Data items:

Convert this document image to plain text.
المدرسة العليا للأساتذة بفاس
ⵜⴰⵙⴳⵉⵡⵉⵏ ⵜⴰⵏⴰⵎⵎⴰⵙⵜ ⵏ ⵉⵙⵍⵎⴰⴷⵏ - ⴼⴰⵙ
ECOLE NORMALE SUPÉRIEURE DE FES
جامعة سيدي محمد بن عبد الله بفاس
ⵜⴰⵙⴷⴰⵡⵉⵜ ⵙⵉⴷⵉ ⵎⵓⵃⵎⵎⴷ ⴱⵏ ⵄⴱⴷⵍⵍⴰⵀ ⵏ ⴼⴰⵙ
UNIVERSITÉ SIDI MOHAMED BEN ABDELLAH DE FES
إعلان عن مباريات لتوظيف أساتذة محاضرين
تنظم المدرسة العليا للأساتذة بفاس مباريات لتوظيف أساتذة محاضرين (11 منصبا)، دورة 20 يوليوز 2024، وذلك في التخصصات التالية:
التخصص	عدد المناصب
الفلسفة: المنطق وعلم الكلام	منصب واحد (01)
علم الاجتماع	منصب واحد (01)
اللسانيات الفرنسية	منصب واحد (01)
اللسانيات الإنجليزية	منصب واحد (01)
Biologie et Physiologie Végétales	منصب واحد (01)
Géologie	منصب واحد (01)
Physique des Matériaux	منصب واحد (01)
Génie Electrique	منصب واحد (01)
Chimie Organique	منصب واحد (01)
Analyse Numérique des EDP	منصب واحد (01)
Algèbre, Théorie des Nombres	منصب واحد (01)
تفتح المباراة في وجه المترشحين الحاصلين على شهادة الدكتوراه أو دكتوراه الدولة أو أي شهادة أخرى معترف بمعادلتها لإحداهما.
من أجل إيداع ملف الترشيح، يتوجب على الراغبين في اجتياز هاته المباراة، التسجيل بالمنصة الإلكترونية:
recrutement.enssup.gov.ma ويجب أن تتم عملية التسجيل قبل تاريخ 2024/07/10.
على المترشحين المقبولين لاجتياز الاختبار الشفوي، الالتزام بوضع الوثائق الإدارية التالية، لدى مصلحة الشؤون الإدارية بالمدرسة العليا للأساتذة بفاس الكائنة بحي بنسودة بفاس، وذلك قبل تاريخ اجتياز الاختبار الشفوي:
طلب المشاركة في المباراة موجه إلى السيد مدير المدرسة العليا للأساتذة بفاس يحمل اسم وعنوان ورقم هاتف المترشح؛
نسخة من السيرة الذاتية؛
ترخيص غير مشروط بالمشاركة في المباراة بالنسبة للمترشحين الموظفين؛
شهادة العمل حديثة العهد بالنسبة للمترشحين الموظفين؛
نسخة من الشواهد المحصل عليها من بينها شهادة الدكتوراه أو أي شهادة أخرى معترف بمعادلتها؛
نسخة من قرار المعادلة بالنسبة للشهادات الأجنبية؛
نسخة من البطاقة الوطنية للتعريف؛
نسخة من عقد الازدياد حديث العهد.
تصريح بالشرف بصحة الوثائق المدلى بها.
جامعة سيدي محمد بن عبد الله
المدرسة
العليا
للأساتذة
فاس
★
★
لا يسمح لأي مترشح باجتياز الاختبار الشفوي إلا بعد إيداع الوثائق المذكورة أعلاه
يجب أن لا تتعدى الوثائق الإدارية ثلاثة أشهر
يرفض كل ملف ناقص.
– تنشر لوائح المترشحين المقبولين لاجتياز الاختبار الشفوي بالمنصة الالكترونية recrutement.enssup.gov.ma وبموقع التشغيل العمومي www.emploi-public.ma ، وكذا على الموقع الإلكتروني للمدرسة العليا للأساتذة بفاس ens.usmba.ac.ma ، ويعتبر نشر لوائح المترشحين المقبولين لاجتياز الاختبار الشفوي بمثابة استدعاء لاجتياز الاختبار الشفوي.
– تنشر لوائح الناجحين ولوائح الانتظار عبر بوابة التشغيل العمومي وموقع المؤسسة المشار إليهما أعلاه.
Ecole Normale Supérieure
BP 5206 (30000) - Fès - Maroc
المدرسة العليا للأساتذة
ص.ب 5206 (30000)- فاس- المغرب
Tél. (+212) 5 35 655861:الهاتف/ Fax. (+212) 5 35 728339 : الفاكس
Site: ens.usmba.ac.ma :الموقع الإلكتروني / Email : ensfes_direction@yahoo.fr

## Problem to work on
Across the records, how many lines contain "التالية"? Only the number should be given.

## Task output
2